(Extracted records)
======

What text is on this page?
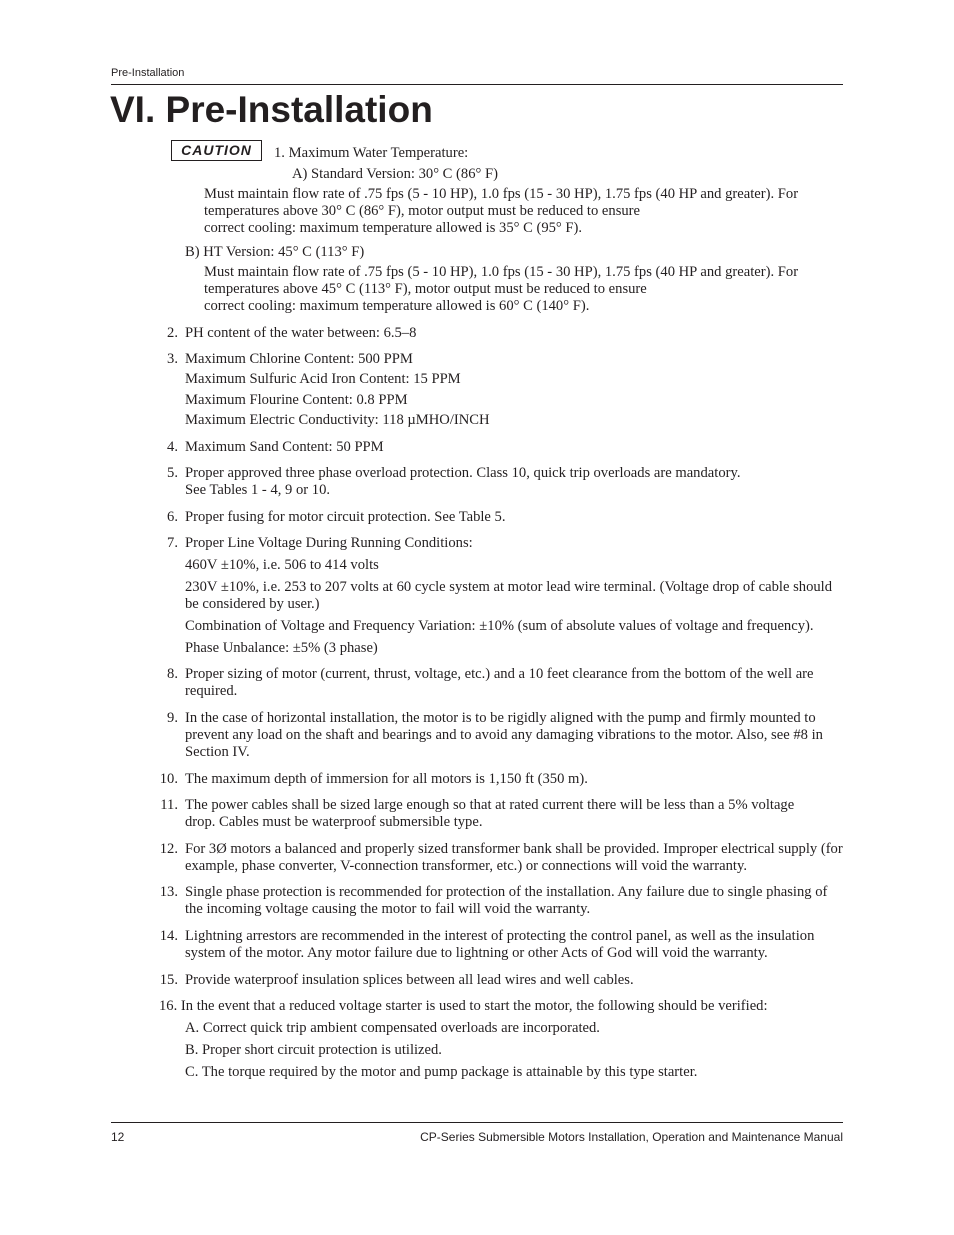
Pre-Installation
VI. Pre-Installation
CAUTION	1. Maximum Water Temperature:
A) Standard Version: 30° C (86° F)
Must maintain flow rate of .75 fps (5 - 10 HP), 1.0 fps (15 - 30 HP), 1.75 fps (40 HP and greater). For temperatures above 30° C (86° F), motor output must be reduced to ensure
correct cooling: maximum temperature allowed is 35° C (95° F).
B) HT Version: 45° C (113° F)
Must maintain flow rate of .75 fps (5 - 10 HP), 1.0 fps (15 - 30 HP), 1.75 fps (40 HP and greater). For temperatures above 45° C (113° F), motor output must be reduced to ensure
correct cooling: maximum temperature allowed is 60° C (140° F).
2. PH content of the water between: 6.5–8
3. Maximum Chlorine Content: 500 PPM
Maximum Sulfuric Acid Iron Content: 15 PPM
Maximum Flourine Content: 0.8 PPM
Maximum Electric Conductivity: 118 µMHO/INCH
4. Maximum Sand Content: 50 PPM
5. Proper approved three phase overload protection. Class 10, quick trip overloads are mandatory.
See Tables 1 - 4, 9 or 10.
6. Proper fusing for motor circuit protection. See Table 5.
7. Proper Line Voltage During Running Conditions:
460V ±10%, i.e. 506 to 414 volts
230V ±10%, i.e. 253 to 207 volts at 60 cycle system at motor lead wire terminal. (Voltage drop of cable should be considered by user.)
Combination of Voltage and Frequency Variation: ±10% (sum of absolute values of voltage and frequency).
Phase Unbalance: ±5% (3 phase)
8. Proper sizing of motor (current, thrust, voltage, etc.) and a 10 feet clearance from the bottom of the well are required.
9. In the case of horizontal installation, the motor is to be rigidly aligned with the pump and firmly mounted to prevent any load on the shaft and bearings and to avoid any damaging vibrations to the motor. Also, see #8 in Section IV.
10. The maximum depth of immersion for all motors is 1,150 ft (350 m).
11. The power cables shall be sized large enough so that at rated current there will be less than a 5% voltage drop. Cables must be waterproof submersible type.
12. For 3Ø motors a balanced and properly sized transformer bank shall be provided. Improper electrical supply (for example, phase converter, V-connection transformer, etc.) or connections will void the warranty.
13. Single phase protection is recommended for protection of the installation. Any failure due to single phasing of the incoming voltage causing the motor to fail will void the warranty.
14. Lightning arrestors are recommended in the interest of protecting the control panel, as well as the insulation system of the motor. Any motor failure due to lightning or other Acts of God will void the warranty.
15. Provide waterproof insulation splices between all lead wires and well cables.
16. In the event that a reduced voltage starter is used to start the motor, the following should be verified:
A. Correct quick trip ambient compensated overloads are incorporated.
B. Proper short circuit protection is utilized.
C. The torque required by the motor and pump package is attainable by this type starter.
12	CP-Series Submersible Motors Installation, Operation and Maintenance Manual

======

Search the data above for the word "system", then gather each line in which it appears.

- [FINAL RESULT]:
230V ±10%, i.e. 253 to 207 volts at 60 cycle system at motor lead wire terminal. (Voltage drop of cable should be considered by user.)
14. Lightning arrestors are recommended in the interest of protecting the control panel, as well as the insulation system of the motor. Any motor failure due to lightning or other Acts of God will void the warranty.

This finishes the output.